TASK STATEMENT: Go through the listing and return every line with "Quality" in it.
======== SUPPLIED ENTRIES
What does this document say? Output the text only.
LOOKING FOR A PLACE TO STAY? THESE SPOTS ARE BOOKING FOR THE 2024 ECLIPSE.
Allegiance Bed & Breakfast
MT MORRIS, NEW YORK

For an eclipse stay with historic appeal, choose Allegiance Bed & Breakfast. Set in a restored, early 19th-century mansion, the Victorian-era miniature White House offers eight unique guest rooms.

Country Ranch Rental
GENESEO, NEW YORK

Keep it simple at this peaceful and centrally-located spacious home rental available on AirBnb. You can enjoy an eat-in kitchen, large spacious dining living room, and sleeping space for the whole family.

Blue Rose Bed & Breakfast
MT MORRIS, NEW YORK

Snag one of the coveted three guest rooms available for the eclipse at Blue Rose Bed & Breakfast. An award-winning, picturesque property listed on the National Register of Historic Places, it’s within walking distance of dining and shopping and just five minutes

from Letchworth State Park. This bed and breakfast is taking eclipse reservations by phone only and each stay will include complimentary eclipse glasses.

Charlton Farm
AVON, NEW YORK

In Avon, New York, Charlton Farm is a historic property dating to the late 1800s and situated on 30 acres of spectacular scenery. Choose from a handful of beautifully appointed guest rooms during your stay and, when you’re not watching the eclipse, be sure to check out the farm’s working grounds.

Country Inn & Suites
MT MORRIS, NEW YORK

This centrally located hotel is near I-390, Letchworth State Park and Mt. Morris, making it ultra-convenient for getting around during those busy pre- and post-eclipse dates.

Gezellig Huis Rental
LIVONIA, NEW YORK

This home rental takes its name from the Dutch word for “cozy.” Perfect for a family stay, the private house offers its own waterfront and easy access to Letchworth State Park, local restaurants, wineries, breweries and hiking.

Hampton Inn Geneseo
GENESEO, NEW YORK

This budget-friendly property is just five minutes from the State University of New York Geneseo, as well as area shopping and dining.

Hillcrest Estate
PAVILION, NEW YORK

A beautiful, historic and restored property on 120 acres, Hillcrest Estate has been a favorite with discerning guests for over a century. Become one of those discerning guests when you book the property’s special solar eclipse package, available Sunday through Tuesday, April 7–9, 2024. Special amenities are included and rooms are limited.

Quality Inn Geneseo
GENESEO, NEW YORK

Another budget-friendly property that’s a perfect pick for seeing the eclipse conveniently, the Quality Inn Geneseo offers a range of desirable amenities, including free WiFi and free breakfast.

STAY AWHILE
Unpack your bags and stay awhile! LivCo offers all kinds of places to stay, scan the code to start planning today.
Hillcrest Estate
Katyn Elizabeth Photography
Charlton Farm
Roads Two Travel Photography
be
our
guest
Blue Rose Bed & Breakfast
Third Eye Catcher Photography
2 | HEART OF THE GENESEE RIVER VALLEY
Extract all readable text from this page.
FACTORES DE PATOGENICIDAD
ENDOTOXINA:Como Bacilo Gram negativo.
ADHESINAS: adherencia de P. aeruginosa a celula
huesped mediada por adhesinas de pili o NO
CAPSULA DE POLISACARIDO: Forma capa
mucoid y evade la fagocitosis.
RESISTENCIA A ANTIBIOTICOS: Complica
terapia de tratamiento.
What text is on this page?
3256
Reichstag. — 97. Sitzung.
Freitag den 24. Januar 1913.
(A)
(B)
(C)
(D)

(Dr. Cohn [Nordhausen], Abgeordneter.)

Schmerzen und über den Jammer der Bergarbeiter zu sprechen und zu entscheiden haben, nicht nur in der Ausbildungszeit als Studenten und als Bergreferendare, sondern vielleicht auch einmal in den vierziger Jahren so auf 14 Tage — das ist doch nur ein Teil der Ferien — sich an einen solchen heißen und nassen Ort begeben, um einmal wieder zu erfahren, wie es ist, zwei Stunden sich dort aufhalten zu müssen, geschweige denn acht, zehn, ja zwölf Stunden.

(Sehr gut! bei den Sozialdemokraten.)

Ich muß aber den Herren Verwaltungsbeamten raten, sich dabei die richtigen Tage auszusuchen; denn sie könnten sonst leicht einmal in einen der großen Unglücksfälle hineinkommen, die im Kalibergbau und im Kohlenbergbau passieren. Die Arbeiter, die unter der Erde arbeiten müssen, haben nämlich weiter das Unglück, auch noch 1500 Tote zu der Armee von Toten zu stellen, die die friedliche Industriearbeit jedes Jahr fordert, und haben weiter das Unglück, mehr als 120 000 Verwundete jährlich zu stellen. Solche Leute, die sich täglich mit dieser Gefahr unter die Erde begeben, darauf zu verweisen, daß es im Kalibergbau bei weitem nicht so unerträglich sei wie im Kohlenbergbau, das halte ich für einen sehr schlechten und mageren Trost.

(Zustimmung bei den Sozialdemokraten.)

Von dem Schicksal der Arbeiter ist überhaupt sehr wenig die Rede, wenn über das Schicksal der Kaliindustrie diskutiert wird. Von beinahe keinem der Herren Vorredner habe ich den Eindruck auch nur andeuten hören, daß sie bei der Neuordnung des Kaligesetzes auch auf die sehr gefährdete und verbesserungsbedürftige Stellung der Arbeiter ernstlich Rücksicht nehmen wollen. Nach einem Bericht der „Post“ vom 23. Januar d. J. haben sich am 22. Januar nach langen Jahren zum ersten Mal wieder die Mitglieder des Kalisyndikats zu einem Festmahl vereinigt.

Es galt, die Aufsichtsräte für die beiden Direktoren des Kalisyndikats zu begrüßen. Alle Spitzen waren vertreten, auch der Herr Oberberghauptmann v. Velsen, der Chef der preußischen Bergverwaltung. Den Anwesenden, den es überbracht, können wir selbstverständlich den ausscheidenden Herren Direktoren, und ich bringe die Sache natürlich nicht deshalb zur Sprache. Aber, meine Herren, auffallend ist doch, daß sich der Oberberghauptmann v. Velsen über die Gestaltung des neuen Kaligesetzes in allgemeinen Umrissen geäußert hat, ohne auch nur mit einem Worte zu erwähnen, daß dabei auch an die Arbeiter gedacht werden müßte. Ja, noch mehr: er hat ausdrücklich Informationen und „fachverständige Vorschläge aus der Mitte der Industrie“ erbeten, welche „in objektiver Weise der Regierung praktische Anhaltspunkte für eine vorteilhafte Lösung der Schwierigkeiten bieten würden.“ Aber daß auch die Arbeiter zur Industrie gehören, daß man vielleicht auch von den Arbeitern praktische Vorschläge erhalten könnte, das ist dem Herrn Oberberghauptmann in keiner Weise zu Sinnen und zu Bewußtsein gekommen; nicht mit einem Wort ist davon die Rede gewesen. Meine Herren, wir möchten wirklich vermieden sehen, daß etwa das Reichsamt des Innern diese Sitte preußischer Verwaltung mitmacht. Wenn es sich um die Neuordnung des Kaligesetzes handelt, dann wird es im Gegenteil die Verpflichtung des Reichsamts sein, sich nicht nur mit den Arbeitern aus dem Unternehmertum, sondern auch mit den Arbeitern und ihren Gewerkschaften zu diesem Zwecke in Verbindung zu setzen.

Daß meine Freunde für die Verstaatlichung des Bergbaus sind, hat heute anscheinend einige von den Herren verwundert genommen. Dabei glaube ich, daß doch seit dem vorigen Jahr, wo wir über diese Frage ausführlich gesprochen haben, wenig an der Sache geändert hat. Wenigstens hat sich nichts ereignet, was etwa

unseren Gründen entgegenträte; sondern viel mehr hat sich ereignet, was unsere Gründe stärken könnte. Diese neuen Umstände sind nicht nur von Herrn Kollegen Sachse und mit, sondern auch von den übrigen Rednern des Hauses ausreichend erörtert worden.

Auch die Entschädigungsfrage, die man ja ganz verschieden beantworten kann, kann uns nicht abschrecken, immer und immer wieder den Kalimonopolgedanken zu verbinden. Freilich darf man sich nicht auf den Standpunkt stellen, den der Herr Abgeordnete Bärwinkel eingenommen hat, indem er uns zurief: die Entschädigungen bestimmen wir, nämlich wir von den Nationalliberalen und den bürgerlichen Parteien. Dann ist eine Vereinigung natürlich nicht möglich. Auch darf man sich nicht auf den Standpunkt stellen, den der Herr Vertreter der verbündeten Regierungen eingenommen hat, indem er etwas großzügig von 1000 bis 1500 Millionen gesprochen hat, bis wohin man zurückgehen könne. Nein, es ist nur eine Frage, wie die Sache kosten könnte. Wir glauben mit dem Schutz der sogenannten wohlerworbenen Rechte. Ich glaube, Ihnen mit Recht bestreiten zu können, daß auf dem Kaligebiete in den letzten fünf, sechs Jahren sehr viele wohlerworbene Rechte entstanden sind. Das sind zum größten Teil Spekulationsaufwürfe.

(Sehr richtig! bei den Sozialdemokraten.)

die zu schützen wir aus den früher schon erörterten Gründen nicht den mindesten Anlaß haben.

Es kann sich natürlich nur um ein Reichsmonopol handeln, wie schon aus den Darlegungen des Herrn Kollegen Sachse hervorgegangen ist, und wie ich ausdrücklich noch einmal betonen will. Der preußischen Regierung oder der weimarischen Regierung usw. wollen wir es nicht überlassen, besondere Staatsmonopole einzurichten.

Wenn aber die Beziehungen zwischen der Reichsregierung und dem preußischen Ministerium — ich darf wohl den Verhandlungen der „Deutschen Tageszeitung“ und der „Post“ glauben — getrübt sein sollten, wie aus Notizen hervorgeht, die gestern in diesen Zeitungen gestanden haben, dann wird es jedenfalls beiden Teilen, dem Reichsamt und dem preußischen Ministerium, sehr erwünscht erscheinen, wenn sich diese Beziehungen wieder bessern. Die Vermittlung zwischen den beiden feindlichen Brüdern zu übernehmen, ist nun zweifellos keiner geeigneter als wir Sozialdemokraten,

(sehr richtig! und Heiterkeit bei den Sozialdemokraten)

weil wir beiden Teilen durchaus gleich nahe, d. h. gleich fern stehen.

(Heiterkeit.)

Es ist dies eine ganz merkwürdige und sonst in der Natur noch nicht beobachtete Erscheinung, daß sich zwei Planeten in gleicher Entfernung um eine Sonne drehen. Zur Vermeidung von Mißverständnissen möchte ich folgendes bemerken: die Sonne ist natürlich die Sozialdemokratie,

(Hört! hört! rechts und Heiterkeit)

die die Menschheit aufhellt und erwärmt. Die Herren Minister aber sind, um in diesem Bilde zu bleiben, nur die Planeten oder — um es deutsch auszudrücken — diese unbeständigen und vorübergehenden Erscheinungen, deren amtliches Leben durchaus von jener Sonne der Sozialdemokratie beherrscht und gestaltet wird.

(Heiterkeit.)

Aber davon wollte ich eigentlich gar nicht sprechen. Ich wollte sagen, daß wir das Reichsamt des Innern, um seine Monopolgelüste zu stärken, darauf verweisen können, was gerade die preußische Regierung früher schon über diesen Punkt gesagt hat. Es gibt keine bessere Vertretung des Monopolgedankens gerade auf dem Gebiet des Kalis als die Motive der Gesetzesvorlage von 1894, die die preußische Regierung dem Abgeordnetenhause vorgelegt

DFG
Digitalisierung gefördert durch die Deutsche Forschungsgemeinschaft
================
REPLY TO THE EXERCISE:
Quality Inn Geneseo
Another budget-friendly property that’s a perfect pick for seeing the eclipse conveniently, the Quality Inn Geneseo offers a range of desirable amenities, including free WiFi and free breakfast.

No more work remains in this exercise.